Do this =
Below are some records. Copy every line in them that holds "ylabel".

□ □ □ □

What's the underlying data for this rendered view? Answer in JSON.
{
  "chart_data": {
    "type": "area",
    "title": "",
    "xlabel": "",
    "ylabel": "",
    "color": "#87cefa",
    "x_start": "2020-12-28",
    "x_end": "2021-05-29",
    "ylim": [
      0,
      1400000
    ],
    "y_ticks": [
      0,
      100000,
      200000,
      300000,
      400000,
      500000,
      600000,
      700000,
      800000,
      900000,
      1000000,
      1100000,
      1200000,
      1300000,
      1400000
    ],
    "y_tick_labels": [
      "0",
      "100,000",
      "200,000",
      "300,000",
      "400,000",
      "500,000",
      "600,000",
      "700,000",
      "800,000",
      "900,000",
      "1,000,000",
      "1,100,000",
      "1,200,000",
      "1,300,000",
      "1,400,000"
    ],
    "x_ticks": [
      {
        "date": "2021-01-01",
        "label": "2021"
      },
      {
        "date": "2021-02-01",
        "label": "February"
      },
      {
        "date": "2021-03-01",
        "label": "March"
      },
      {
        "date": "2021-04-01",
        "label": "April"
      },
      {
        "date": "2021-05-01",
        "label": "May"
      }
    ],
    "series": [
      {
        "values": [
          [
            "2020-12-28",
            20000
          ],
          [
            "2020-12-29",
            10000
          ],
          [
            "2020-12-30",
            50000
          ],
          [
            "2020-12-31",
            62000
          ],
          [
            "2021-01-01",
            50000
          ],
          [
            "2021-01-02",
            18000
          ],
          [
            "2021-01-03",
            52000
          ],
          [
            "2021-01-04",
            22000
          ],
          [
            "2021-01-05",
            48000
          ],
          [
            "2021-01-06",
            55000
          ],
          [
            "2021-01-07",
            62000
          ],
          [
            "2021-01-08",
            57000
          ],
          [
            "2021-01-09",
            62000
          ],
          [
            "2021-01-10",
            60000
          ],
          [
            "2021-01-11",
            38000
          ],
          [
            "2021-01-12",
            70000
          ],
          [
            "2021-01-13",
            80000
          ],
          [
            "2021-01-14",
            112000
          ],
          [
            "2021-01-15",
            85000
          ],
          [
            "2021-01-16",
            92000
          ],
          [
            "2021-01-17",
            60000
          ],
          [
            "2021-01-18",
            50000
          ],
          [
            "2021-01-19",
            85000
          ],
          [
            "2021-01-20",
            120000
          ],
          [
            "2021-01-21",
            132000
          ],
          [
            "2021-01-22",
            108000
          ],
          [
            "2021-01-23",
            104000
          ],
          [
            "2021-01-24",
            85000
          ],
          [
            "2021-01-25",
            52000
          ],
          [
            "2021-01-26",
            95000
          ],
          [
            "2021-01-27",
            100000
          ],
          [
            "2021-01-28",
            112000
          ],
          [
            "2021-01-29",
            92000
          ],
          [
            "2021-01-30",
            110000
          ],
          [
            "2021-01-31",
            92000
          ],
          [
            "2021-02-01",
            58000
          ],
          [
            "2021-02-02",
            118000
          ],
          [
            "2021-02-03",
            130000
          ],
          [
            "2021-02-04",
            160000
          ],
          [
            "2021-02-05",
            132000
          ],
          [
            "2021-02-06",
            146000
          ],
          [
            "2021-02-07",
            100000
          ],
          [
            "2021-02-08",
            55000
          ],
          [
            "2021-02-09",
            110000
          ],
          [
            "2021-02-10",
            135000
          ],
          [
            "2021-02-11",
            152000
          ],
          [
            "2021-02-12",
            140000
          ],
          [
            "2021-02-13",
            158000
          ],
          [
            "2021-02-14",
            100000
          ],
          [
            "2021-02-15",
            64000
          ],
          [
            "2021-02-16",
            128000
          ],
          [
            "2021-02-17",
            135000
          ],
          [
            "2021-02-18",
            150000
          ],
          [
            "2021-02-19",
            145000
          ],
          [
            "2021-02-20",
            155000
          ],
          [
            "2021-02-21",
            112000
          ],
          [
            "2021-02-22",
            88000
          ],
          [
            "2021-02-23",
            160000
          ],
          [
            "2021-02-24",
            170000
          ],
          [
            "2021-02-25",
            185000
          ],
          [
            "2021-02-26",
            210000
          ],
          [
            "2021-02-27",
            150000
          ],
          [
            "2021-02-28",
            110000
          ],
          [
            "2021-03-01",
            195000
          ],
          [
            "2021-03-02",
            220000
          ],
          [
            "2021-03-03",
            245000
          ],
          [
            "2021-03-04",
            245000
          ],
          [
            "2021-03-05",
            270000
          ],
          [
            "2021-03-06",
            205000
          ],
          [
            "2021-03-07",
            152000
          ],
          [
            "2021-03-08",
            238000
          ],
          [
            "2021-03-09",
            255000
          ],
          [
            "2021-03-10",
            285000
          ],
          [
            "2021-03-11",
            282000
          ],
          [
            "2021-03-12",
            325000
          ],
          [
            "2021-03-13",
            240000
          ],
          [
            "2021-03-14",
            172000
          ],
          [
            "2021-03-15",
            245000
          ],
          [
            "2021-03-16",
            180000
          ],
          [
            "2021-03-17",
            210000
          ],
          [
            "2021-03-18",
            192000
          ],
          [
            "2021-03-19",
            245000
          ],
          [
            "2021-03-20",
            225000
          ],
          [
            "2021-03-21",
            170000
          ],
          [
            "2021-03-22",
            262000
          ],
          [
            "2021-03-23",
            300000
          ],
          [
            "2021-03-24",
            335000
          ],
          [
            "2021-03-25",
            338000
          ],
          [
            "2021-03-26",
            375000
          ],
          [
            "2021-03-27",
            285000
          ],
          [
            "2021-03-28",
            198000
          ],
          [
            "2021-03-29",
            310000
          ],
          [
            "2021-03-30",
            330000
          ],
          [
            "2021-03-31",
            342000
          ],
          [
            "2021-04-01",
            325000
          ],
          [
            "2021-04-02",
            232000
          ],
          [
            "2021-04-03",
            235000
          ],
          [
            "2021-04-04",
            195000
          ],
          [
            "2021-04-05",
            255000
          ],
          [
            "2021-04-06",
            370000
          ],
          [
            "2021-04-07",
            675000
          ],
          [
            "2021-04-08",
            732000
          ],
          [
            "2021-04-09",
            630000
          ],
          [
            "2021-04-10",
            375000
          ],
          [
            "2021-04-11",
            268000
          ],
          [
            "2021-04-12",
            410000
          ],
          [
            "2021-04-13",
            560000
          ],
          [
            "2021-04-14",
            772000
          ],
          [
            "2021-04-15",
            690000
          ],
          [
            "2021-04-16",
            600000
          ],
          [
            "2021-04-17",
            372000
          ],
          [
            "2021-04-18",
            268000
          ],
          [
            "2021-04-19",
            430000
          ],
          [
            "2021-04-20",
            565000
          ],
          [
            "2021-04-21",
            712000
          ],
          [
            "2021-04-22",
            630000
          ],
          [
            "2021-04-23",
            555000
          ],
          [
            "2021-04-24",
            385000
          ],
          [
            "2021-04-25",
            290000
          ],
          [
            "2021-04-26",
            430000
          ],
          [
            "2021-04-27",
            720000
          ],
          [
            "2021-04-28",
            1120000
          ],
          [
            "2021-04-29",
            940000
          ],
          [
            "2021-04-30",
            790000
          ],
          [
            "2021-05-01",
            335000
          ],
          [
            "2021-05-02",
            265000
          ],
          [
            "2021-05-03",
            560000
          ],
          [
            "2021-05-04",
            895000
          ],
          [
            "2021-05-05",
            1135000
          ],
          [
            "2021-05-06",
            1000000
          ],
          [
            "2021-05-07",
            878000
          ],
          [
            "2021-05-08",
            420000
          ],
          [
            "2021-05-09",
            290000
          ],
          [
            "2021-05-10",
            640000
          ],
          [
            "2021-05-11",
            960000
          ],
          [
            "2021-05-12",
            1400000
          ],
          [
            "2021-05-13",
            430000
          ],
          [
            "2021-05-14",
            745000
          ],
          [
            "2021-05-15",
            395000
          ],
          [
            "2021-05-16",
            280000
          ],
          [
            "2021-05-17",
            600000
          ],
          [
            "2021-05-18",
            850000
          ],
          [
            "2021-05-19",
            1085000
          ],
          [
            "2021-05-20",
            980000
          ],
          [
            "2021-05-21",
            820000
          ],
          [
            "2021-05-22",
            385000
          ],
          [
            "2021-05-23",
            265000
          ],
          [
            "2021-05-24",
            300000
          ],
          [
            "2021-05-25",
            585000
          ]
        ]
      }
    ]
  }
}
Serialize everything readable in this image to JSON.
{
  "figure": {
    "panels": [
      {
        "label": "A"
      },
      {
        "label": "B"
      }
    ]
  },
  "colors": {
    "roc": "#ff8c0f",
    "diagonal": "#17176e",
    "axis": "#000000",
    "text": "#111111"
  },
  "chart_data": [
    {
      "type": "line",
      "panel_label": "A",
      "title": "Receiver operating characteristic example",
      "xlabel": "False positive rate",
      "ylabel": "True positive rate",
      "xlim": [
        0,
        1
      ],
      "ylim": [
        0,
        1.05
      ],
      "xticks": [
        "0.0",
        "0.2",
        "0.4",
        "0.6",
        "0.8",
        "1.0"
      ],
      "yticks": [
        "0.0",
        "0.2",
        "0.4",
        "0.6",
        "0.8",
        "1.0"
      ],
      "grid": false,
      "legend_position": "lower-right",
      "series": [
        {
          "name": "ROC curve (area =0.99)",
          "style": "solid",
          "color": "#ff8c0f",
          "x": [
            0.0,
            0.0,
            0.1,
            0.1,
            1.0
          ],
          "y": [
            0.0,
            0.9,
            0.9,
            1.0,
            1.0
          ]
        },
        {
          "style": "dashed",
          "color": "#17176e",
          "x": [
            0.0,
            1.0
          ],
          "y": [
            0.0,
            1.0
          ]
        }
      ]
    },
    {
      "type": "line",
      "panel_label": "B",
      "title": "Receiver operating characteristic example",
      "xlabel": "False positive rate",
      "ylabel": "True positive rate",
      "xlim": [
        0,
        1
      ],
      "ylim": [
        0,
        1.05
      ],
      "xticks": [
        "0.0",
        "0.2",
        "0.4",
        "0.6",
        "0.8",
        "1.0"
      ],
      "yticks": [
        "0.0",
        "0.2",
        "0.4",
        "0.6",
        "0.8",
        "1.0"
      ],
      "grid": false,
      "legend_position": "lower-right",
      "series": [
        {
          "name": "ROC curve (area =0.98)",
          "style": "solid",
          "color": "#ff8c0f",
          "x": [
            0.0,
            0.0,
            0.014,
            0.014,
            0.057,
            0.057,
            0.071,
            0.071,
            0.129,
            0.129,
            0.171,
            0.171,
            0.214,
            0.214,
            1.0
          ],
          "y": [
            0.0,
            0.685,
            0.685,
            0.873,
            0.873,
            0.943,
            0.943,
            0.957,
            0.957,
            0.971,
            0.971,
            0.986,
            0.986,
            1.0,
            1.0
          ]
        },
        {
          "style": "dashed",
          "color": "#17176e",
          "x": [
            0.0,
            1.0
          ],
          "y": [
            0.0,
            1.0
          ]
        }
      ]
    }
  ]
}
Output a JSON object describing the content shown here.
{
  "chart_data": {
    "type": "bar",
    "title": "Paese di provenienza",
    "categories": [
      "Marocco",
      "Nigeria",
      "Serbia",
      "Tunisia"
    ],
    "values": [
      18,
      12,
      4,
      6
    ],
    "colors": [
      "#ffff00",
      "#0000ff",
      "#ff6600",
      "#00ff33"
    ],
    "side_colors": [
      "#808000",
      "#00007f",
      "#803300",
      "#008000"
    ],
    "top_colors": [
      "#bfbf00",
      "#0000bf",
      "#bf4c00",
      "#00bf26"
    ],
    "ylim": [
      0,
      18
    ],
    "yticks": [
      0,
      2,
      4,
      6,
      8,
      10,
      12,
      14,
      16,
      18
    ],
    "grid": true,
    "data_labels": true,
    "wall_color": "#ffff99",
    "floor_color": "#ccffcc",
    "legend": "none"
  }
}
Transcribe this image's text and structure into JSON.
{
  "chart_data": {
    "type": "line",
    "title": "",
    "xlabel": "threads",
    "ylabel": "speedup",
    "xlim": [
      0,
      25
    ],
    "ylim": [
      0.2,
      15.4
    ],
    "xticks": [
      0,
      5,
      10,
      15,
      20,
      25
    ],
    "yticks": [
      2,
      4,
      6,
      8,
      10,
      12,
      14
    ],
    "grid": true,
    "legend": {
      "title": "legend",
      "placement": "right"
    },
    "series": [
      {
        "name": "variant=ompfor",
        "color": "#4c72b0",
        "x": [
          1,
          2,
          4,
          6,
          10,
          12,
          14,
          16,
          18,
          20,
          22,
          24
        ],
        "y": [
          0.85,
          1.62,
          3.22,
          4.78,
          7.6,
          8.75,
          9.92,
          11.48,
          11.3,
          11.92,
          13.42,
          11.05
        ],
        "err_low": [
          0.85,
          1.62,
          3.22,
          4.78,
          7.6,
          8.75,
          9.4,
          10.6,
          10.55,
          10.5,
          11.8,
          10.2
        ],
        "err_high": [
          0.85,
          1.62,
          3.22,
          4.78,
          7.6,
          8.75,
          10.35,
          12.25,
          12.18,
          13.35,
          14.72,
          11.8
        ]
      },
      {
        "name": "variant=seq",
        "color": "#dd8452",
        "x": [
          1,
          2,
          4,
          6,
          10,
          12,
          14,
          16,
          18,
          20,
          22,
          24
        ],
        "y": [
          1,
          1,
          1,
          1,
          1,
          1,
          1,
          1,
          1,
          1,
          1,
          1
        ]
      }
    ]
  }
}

□ □ □ □

Solution =
    "ylabel": "",
      "ylabel": "True positive rate",
      "ylabel": "True positive rate",
    "ylabel": "speedup",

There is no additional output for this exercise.